» GOAL
An exact copy of every record is needed.

» RECORDS SHOWN
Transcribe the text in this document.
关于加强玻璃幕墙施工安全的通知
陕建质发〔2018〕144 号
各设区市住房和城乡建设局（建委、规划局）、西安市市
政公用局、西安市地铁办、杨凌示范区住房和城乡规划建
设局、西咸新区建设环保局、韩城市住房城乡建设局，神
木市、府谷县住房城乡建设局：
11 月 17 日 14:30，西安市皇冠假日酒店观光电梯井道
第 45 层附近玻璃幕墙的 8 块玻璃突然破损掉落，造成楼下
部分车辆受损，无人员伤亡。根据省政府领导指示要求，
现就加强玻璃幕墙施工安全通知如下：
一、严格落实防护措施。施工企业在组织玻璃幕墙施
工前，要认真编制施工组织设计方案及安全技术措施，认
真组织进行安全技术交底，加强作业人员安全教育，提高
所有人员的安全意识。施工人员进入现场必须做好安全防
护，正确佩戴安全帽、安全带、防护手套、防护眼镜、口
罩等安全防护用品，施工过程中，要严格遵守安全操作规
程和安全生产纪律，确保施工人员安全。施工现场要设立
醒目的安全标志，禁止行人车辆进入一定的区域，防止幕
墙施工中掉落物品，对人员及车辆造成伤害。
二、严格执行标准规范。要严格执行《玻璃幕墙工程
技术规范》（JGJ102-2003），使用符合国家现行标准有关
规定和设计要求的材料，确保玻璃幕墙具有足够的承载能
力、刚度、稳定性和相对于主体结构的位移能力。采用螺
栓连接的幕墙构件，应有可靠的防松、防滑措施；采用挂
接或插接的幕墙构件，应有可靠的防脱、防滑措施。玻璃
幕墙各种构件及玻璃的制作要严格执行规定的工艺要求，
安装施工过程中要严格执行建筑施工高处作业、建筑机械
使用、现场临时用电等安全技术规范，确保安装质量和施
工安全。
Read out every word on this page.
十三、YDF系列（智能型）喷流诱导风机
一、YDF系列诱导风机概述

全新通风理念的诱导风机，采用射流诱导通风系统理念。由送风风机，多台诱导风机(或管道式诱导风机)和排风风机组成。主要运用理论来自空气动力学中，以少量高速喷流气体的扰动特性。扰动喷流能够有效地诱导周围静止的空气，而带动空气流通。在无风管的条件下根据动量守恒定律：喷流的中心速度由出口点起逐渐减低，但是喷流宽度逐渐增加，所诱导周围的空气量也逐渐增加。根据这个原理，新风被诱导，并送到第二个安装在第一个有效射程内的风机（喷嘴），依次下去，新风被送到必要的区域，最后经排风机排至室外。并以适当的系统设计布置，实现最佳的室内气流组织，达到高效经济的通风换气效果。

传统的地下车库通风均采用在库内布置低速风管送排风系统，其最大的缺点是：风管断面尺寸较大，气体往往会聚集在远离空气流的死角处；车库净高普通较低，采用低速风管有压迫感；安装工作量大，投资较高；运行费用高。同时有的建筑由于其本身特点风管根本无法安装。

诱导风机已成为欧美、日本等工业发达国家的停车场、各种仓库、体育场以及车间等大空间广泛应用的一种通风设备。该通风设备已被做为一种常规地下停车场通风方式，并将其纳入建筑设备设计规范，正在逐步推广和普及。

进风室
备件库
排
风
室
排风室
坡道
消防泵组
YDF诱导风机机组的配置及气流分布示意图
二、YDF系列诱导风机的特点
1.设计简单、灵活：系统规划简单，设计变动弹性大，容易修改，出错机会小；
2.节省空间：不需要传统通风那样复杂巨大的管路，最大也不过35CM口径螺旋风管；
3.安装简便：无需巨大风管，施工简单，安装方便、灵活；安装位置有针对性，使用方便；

» OUTPUT OF THE TASK
Transcribe the text in this document.
关于加强玻璃幕墙施工安全的通知
陕建质发〔2018〕144 号
各设区市住房和城乡建设局（建委、规划局）、西安市市
政公用局、西安市地铁办、杨凌示范区住房和城乡规划建
设局、西咸新区建设环保局、韩城市住房城乡建设局，神
木市、府谷县住房城乡建设局：
11 月 17 日 14:30，西安市皇冠假日酒店观光电梯井道
第 45 层附近玻璃幕墙的 8 块玻璃突然破损掉落，造成楼下
部分车辆受损，无人员伤亡。根据省政府领导指示要求，
现就加强玻璃幕墙施工安全通知如下：
一、严格落实防护措施。施工企业在组织玻璃幕墙施
工前，要认真编制施工组织设计方案及安全技术措施，认
真组织进行安全技术交底，加强作业人员安全教育，提高
所有人员的安全意识。施工人员进入现场必须做好安全防
护，正确佩戴安全帽、安全带、防护手套、防护眼镜、口
罩等安全防护用品，施工过程中，要严格遵守安全操作规
程和安全生产纪律，确保施工人员安全。施工现场要设立
醒目的安全标志，禁止行人车辆进入一定的区域，防止幕
墙施工中掉落物品，对人员及车辆造成伤害。
二、严格执行标准规范。要严格执行《玻璃幕墙工程
技术规范》（JGJ102-2003），使用符合国家现行标准有关
规定和设计要求的材料，确保玻璃幕墙具有足够的承载能
力、刚度、稳定性和相对于主体结构的位移能力。采用螺
栓连接的幕墙构件，应有可靠的防松、防滑措施；采用挂
接或插接的幕墙构件，应有可靠的防脱、防滑措施。玻璃
幕墙各种构件及玻璃的制作要严格执行规定的工艺要求，
安装施工过程中要严格执行建筑施工高处作业、建筑机械
使用、现场临时用电等安全技术规范，确保安装质量和施
工安全。
Read out every word on this page.
十三、YDF系列（智能型）喷流诱导风机
一、YDF系列诱导风机概述

全新通风理念的诱导风机，采用射流诱导通风系统理念。由送风风机，多台诱导风机(或管道式诱导风机)和排风风机组成。主要运用理论来自空气动力学中，以少量高速喷流气体的扰动特性。扰动喷流能够有效地诱导周围静止的空气，而带动空气流通。在无风管的条件下根据动量守恒定律：喷流的中心速度由出口点起逐渐减低，但是喷流宽度逐渐增加，所诱导周围的空气量也逐渐增加。根据这个原理，新风被诱导，并送到第二个安装在第一个有效射程内的风机（喷嘴），依次下去，新风被送到必要的区域，最后经排风机排至室外。并以适当的系统设计布置，实现最佳的室内气流组织，达到高效经济的通风换气效果。

传统的地下车库通风均采用在库内布置低速风管送排风系统，其最大的缺点是：风管断面尺寸较大，气体往往会聚集在远离空气流的死角处；车库净高普通较低，采用低速风管有压迫感；安装工作量大，投资较高；运行费用高。同时有的建筑由于其本身特点风管根本无法安装。

诱导风机已成为欧美、日本等工业发达国家的停车场、各种仓库、体育场以及车间等大空间广泛应用的一种通风设备。该通风设备已被做为一种常规地下停车场通风方式，并将其纳入建筑设备设计规范，正在逐步推广和普及。

进风室
备件库
排
风
室
排风室
坡道
消防泵组
YDF诱导风机机组的配置及气流分布示意图
二、YDF系列诱导风机的特点
1.设计简单、灵活：系统规划简单，设计变动弹性大，容易修改，出错机会小；
2.节省空间：不需要传统通风那样复杂巨大的管路，最大也不过35CM口径螺旋风管；
3.安装简便：无需巨大风管，施工简单，安装方便、灵活；安装位置有针对性，使用方便；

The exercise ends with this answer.